--- start ---

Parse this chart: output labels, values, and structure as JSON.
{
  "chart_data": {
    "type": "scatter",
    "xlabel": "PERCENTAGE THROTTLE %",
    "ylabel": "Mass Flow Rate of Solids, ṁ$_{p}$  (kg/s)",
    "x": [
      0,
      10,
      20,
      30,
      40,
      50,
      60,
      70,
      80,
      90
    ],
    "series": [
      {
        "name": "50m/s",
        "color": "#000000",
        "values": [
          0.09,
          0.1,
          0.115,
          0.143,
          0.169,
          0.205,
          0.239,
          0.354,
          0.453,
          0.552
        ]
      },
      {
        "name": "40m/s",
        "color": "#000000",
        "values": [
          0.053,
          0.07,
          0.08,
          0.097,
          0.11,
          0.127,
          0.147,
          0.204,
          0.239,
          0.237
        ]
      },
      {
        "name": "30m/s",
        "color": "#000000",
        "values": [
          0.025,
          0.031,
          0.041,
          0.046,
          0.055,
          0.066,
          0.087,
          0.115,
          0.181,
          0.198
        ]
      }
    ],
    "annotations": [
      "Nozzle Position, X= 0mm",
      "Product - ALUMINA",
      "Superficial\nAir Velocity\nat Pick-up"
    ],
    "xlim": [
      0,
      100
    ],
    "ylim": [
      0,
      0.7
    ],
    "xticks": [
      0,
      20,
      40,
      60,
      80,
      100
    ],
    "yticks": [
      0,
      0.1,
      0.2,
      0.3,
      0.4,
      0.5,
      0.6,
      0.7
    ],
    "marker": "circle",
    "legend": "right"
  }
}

--- end ---

= Challenge =
Repeat the listing exactly, from its first line to its last.

= The solution =
Parse this chart: output labels, values, and structure as JSON.
{
  "chart_data": {
    "type": "scatter",
    "xlabel": "PERCENTAGE THROTTLE %",
    "ylabel": "Mass Flow Rate of Solids, ṁ$_{p}$  (kg/s)",
    "x": [
      0,
      10,
      20,
      30,
      40,
      50,
      60,
      70,
      80,
      90
    ],
    "series": [
      {
        "name": "50m/s",
        "color": "#000000",
        "values": [
          0.09,
          0.1,
          0.115,
          0.143,
          0.169,
          0.205,
          0.239,
          0.354,
          0.453,
          0.552
        ]
      },
      {
        "name": "40m/s",
        "color": "#000000",
        "values": [
          0.053,
          0.07,
          0.08,
          0.097,
          0.11,
          0.127,
          0.147,
          0.204,
          0.239,
          0.237
        ]
      },
      {
        "name": "30m/s",
        "color": "#000000",
        "values": [
          0.025,
          0.031,
          0.041,
          0.046,
          0.055,
          0.066,
          0.087,
          0.115,
          0.181,
          0.198
        ]
      }
    ],
    "annotations": [
      "Nozzle Position, X= 0mm",
      "Product - ALUMINA",
      "Superficial\nAir Velocity\nat Pick-up"
    ],
    "xlim": [
      0,
      100
    ],
    "ylim": [
      0,
      0.7
    ],
    "xticks": [
      0,
      20,
      40,
      60,
      80,
      100
    ],
    "yticks": [
      0,
      0.1,
      0.2,
      0.3,
      0.4,
      0.5,
      0.6,
      0.7
    ],
    "marker": "circle",
    "legend": "right"
  }
}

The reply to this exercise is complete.